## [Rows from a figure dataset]
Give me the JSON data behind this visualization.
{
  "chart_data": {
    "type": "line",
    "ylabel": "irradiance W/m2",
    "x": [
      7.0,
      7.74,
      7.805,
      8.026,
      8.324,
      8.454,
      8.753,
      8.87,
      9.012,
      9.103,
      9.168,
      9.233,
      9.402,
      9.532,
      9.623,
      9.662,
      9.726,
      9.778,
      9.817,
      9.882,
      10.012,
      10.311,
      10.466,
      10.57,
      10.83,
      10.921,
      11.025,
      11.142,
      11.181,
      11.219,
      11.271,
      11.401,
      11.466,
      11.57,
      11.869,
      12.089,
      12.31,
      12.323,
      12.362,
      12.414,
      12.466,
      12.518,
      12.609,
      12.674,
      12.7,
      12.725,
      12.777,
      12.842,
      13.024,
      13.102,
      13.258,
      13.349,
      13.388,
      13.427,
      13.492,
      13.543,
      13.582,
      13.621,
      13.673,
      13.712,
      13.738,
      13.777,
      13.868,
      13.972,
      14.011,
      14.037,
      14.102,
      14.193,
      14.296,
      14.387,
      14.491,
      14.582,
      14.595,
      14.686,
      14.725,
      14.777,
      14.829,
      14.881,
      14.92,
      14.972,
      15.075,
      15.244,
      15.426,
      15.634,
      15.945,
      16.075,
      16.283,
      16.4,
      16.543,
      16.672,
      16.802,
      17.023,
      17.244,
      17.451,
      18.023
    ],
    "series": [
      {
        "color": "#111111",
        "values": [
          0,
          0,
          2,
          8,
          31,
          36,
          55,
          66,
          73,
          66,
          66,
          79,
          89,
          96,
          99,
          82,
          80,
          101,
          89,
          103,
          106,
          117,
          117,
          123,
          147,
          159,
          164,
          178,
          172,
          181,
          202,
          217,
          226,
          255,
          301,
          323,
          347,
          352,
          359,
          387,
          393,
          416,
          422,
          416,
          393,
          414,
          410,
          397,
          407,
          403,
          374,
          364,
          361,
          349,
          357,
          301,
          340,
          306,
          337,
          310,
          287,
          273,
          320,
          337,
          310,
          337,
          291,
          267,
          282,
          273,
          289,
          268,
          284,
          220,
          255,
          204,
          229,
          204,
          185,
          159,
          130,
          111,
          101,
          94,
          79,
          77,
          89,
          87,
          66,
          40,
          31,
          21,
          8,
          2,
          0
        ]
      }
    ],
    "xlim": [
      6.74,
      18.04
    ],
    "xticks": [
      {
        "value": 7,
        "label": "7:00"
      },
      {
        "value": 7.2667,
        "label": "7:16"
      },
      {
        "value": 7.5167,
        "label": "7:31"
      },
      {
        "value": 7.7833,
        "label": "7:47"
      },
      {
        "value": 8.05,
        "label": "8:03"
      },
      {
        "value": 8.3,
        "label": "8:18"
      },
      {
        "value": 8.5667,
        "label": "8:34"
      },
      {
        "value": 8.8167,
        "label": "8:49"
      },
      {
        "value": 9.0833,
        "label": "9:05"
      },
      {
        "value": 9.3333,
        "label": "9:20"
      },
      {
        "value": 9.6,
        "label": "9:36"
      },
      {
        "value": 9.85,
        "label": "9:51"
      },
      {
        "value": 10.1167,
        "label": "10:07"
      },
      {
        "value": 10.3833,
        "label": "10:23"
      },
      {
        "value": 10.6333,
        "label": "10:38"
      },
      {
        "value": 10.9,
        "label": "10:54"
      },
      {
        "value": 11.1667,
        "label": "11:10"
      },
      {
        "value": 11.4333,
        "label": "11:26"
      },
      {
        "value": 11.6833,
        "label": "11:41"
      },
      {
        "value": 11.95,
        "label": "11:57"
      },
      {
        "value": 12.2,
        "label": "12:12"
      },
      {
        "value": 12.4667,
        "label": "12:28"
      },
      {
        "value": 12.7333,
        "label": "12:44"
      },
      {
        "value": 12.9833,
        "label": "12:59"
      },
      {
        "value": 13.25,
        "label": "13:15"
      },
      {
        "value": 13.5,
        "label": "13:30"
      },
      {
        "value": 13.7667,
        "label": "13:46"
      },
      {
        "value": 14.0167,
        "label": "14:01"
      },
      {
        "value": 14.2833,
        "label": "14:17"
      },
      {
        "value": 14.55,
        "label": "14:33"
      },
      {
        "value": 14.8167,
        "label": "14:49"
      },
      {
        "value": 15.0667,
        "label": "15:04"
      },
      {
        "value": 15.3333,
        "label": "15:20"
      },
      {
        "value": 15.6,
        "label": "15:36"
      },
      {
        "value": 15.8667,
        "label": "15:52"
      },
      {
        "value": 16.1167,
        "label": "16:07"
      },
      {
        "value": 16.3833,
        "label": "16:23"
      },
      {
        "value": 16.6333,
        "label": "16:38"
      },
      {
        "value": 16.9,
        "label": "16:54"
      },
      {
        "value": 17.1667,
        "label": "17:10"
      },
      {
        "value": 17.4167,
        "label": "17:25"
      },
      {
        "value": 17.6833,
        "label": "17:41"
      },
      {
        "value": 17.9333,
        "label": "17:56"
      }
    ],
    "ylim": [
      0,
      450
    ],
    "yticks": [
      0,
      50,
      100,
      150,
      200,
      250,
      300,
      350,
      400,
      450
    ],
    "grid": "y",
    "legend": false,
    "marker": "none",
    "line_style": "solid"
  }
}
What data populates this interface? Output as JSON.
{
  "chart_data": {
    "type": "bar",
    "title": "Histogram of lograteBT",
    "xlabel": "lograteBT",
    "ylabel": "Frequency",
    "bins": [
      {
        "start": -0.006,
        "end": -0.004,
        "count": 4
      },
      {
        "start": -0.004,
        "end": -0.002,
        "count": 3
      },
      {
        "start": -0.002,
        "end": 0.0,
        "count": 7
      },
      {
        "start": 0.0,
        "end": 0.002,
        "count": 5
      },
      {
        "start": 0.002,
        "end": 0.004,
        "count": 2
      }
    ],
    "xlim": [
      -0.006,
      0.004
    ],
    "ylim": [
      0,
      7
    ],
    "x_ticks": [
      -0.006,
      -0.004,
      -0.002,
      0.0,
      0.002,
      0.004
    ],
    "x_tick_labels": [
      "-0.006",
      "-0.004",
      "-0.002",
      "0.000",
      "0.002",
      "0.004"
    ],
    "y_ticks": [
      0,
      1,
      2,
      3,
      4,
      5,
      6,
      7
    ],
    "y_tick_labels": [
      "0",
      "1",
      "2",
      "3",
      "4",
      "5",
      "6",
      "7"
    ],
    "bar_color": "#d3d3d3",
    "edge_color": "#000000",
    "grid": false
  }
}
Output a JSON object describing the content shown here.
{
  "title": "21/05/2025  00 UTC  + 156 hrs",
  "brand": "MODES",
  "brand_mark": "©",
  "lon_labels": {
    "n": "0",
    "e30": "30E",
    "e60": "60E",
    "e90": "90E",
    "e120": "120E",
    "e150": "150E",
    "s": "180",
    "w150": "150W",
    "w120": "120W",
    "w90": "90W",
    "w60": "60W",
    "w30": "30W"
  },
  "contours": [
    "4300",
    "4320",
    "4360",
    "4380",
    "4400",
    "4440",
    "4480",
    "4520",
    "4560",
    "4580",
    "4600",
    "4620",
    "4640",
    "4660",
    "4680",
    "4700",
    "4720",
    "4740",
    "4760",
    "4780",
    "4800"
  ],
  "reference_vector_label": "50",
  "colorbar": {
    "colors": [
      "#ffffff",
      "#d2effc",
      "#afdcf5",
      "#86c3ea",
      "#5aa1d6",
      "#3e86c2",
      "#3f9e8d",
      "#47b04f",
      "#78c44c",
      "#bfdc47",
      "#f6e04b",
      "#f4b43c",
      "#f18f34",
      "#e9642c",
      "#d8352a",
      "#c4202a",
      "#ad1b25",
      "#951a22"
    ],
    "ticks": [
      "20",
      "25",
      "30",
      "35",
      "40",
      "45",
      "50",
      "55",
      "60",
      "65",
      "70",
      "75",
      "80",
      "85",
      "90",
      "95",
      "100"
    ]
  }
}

## [TO DO]
Reproduce only the lines running from the one that contains "Output a JSON" to the last line of the records.

## [THE RESPONSE]
Output a JSON object describing the content shown here.
{
  "title": "21/05/2025  00 UTC  + 156 hrs",
  "brand": "MODES",
  "brand_mark": "©",
  "lon_labels": {
    "n": "0",
    "e30": "30E",
    "e60": "60E",
    "e90": "90E",
    "e120": "120E",
    "e150": "150E",
    "s": "180",
    "w150": "150W",
    "w120": "120W",
    "w90": "90W",
    "w60": "60W",
    "w30": "30W"
  },
  "contours": [
    "4300",
    "4320",
    "4360",
    "4380",
    "4400",
    "4440",
    "4480",
    "4520",
    "4560",
    "4580",
    "4600",
    "4620",
    "4640",
    "4660",
    "4680",
    "4700",
    "4720",
    "4740",
    "4760",
    "4780",
    "4800"
  ],
  "reference_vector_label": "50",
  "colorbar": {
    "colors": [
      "#ffffff",
      "#d2effc",
      "#afdcf5",
      "#86c3ea",
      "#5aa1d6",
      "#3e86c2",
      "#3f9e8d",
      "#47b04f",
      "#78c44c",
      "#bfdc47",
      "#f6e04b",
      "#f4b43c",
      "#f18f34",
      "#e9642c",
      "#d8352a",
      "#c4202a",
      "#ad1b25",
      "#951a22"
    ],
    "ticks": [
      "20",
      "25",
      "30",
      "35",
      "40",
      "45",
      "50",
      "55",
      "60",
      "65",
      "70",
      "75",
      "80",
      "85",
      "90",
      "95",
      "100"
    ]
  }
}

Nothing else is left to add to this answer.